GIVEN INSTRUCTION: Please edit every line of the listing below, replacing "Warpage" with "Distortion" and leaving everything else unchanged.

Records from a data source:
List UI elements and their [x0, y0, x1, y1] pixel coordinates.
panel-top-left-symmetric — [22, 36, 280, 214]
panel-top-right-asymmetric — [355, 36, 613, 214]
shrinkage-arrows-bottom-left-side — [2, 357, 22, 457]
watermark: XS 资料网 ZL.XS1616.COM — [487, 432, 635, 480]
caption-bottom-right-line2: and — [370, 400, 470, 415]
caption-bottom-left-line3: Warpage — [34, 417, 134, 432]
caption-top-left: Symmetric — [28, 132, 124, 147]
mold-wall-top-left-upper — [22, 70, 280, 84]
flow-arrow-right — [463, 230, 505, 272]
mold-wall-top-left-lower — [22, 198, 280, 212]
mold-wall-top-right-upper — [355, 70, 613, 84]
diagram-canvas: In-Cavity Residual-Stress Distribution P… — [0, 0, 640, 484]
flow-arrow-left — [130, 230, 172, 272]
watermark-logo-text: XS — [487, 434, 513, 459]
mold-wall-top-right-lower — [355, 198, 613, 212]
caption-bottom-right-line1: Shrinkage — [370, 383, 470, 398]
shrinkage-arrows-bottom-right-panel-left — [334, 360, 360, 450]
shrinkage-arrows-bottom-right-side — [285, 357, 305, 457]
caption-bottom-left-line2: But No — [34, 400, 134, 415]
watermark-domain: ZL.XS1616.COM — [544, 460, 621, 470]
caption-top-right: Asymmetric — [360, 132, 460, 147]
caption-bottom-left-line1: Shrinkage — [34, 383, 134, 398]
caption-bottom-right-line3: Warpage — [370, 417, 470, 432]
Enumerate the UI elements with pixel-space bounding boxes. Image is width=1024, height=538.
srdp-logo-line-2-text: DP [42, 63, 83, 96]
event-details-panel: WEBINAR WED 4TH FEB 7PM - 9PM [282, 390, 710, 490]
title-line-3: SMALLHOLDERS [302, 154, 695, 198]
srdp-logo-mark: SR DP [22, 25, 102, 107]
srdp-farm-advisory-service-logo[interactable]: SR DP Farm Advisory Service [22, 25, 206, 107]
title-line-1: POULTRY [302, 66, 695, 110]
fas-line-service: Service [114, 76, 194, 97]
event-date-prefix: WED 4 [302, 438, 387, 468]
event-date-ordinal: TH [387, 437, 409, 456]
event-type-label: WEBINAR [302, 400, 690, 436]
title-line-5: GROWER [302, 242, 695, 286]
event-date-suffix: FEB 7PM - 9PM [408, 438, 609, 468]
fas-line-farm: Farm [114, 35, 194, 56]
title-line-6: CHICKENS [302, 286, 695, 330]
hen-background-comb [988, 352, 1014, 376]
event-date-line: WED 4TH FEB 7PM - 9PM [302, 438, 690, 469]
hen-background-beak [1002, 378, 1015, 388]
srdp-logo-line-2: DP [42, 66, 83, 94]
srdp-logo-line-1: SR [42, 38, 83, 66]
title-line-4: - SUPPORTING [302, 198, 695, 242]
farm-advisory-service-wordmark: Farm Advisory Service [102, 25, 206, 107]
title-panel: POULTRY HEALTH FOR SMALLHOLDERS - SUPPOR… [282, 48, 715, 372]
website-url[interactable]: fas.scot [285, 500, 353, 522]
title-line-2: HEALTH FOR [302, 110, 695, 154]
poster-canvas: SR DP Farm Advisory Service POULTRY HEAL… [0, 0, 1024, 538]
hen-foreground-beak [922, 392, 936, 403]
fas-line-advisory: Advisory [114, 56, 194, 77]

EXERCISE OUTPUT:
List UI elements and their [x0, y0, x1, y1] pixel coordinates.
panel-top-left-symmetric — [22, 36, 280, 214]
panel-top-right-asymmetric — [355, 36, 613, 214]
shrinkage-arrows-bottom-left-side — [2, 357, 22, 457]
watermark: XS 资料网 ZL.XS1616.COM — [487, 432, 635, 480]
caption-bottom-right-line2: and — [370, 400, 470, 415]
caption-bottom-left-line3: Distortion — [34, 417, 134, 432]
caption-top-left: Symmetric — [28, 132, 124, 147]
mold-wall-top-left-upper — [22, 70, 280, 84]
flow-arrow-right — [463, 230, 505, 272]
mold-wall-top-left-lower — [22, 198, 280, 212]
mold-wall-top-right-upper — [355, 70, 613, 84]
diagram-canvas: In-Cavity Residual-Stress Distribution P… — [0, 0, 640, 484]
flow-arrow-left — [130, 230, 172, 272]
watermark-logo-text: XS — [487, 434, 513, 459]
mold-wall-top-right-lower — [355, 198, 613, 212]
caption-bottom-right-line1: Shrinkage — [370, 383, 470, 398]
shrinkage-arrows-bottom-right-panel-left — [334, 360, 360, 450]
shrinkage-arrows-bottom-right-side — [285, 357, 305, 457]
caption-bottom-left-line2: But No — [34, 400, 134, 415]
watermark-domain: ZL.XS1616.COM — [544, 460, 621, 470]
caption-top-right: Asymmetric — [360, 132, 460, 147]
caption-bottom-left-line1: Shrinkage — [34, 383, 134, 398]
caption-bottom-right-line3: Distortion — [370, 417, 470, 432]
Enumerate the UI elements with pixel-space bounding boxes. Image is width=1024, height=538.
srdp-logo-line-2-text: DP [42, 63, 83, 96]
event-details-panel: WEBINAR WED 4TH FEB 7PM - 9PM [282, 390, 710, 490]
title-line-3: SMALLHOLDERS [302, 154, 695, 198]
srdp-logo-mark: SR DP [22, 25, 102, 107]
srdp-farm-advisory-service-logo[interactable]: SR DP Farm Advisory Service [22, 25, 206, 107]
title-line-1: POULTRY [302, 66, 695, 110]
fas-line-service: Service [114, 76, 194, 97]
event-date-prefix: WED 4 [302, 438, 387, 468]
event-date-ordinal: TH [387, 437, 409, 456]
event-type-label: WEBINAR [302, 400, 690, 436]
title-line-5: GROWER [302, 242, 695, 286]
event-date-suffix: FEB 7PM - 9PM [408, 438, 609, 468]
fas-line-farm: Farm [114, 35, 194, 56]
title-line-6: CHICKENS [302, 286, 695, 330]
hen-background-comb [988, 352, 1014, 376]
event-date-line: WED 4TH FEB 7PM - 9PM [302, 438, 690, 469]
hen-background-beak [1002, 378, 1015, 388]
srdp-logo-line-2: DP [42, 66, 83, 94]
srdp-logo-line-1: SR [42, 38, 83, 66]
title-line-4: - SUPPORTING [302, 198, 695, 242]
farm-advisory-service-wordmark: Farm Advisory Service [102, 25, 206, 107]
title-panel: POULTRY HEALTH FOR SMALLHOLDERS - SUPPOR… [282, 48, 715, 372]
website-url[interactable]: fas.scot [285, 500, 353, 522]
title-line-2: HEALTH FOR [302, 110, 695, 154]
poster-canvas: SR DP Farm Advisory Service POULTRY HEAL… [0, 0, 1024, 538]
hen-foreground-beak [922, 392, 936, 403]
fas-line-advisory: Advisory [114, 56, 194, 77]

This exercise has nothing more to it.